----- Given information -----

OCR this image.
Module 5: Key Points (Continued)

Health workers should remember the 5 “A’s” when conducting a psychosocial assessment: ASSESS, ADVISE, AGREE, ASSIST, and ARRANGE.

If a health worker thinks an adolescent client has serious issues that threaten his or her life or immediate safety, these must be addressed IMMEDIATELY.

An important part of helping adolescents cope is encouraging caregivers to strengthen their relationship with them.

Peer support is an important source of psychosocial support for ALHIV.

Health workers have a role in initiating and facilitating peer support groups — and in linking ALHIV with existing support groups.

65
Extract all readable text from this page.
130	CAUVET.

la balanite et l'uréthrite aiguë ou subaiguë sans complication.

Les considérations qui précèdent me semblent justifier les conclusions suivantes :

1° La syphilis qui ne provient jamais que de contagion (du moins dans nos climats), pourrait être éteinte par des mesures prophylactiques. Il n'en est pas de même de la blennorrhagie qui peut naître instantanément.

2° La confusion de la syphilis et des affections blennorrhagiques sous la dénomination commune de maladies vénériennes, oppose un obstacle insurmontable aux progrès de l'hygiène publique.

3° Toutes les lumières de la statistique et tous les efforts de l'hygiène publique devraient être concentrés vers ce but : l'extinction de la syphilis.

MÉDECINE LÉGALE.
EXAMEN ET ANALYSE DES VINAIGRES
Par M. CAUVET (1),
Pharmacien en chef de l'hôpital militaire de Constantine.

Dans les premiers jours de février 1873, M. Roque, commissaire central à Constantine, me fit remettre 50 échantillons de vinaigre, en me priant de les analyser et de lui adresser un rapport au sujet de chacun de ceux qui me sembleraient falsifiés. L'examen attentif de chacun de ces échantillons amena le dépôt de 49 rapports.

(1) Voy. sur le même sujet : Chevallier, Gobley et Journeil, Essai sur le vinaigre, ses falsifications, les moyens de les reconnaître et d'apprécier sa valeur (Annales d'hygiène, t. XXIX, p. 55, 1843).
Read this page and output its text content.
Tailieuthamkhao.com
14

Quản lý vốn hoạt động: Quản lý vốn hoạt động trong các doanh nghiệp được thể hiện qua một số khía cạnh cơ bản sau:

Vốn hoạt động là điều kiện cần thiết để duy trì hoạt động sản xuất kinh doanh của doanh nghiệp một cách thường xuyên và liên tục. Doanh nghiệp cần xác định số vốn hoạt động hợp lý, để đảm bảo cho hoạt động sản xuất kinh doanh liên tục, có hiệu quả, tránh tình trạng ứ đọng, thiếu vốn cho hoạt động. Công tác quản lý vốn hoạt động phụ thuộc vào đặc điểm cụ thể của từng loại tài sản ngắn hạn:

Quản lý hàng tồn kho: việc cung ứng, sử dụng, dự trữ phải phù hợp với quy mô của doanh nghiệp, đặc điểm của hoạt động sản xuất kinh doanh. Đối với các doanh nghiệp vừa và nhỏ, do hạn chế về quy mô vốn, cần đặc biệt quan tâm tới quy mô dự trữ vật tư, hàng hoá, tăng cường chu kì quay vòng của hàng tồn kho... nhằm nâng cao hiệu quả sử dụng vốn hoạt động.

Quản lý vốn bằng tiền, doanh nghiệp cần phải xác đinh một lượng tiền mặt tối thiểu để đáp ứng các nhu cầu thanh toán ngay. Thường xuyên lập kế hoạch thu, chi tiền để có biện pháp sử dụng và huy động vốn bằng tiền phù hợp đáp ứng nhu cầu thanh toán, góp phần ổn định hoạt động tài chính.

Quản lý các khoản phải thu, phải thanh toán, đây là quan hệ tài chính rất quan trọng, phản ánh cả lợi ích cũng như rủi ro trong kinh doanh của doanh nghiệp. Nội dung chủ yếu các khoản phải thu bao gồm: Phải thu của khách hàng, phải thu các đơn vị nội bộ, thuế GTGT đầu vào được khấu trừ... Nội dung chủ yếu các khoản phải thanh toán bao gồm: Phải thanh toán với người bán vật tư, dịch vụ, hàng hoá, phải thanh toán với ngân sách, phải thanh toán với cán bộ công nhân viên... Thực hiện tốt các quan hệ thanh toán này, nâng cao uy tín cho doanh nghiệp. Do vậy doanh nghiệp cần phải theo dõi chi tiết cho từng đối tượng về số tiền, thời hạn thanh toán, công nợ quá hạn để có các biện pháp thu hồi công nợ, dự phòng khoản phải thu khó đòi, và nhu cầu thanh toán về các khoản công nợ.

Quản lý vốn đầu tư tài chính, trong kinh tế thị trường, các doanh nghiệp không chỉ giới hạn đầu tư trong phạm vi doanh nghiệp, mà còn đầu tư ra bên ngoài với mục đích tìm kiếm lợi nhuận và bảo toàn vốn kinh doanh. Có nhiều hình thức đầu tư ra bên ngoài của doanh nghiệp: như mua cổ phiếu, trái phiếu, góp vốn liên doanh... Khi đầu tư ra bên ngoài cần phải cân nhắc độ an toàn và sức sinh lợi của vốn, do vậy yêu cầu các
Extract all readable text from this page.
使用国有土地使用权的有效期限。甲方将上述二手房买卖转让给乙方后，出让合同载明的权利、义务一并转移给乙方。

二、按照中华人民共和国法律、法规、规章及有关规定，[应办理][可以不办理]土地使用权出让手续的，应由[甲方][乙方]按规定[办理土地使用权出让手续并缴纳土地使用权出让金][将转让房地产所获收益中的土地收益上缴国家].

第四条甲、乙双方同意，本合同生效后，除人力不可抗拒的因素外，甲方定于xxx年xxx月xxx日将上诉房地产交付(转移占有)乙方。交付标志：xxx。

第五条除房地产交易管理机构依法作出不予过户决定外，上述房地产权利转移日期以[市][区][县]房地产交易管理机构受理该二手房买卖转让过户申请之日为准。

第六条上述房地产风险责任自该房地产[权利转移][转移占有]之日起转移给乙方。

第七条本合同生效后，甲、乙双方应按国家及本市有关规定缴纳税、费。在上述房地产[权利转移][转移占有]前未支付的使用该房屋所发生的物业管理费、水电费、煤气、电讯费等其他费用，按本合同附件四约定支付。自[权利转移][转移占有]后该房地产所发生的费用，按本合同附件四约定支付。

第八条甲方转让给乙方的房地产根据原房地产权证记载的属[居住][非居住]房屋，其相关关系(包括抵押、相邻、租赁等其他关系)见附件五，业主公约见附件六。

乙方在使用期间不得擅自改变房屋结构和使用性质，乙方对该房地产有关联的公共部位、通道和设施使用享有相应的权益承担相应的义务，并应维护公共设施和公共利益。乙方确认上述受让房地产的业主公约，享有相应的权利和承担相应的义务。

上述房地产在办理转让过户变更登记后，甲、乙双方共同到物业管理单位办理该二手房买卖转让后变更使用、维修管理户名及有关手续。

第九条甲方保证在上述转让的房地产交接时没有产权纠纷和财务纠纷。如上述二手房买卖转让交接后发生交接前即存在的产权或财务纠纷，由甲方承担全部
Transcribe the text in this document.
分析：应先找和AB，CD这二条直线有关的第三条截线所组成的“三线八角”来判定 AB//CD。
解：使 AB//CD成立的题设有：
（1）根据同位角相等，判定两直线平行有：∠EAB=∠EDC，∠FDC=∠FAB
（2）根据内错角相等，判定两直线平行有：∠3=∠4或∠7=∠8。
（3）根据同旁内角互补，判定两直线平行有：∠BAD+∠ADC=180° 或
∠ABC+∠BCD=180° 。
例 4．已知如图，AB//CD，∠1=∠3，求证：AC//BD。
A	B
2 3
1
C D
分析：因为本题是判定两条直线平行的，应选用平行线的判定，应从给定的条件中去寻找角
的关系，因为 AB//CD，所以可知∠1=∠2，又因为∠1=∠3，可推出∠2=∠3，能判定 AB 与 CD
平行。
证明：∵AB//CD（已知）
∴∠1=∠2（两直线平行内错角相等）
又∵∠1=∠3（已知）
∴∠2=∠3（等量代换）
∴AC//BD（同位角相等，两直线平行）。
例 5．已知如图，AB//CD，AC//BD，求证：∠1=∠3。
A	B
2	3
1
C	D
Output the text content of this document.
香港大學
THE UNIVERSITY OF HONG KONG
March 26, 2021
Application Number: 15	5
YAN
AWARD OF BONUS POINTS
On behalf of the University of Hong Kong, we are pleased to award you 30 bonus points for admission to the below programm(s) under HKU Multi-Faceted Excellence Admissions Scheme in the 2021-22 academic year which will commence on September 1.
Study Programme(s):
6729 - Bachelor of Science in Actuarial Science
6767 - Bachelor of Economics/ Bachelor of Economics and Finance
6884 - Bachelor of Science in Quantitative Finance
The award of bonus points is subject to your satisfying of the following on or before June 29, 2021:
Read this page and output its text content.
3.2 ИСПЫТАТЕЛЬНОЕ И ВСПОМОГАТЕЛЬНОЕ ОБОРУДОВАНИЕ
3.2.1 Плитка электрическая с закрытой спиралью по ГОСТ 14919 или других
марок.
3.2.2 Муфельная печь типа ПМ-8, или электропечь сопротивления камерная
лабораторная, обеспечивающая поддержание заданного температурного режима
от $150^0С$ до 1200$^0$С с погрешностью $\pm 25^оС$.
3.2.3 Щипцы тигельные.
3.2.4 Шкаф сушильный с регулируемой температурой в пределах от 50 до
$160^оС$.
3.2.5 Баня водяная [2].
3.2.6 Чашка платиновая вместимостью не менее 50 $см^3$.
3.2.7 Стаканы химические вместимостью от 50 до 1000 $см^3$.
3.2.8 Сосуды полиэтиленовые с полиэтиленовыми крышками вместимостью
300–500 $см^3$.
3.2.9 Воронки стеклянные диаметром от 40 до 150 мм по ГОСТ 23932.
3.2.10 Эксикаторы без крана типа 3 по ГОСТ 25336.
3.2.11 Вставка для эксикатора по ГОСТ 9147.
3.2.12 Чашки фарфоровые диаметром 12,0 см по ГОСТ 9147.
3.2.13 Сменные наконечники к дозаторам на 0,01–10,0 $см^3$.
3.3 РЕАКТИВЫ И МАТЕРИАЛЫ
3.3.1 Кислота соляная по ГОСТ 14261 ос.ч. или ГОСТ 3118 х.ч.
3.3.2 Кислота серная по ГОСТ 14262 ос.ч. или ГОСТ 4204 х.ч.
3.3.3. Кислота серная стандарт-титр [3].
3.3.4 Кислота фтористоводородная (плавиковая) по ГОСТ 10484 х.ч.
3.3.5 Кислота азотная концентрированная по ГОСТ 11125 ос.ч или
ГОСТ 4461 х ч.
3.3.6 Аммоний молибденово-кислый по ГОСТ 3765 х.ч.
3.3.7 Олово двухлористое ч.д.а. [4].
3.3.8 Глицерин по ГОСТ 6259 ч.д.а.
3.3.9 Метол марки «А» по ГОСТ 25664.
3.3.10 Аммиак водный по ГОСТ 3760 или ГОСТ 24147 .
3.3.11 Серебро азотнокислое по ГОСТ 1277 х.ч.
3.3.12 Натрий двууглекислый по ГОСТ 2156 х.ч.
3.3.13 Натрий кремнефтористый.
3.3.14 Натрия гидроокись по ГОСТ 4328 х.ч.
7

-----

> **Written task**:
In the listing above, find the lines holding the word "hàng" and copy them.

> **Reply to the task**:
Quản lý hàng tồn kho: việc cung ứng, sử dụng, dự trữ phải phù hợp với quy mô của doanh nghiệp, đặc điểm của hoạt động sản xuất kinh doanh. Đối với các doanh nghiệp vừa và nhỏ, do hạn chế về quy mô vốn, cần đặc biệt quan tâm tới quy mô dự trữ vật tư, hàng hoá, tăng cường chu kì quay vòng của hàng tồn kho... nhằm nâng cao hiệu quả sử dụng vốn hoạt động.
Quản lý các khoản phải thu, phải thanh toán, đây là quan hệ tài chính rất quan trọng, phản ánh cả lợi ích cũng như rủi ro trong kinh doanh của doanh nghiệp. Nội dung chủ yếu các khoản phải thu bao gồm: Phải thu của khách hàng, phải thu các đơn vị nội bộ, thuế GTGT đầu vào được khấu trừ... Nội dung chủ yếu các khoản phải thanh toán bao gồm: Phải thanh toán với người bán vật tư, dịch vụ, hàng hoá, phải thanh toán với ngân sách, phải thanh toán với cán bộ công nhân viên... Thực hiện tốt các quan hệ thanh toán này, nâng cao uy tín cho doanh nghiệp. Do vậy doanh nghiệp cần phải theo dõi chi tiết cho từng đối tượng về số tiền, thời hạn thanh toán, công nợ quá hạn để có các biện pháp thu hồi công nợ, dự phòng khoản phải thu khó đòi, và nhu cầu thanh toán về các khoản công nợ.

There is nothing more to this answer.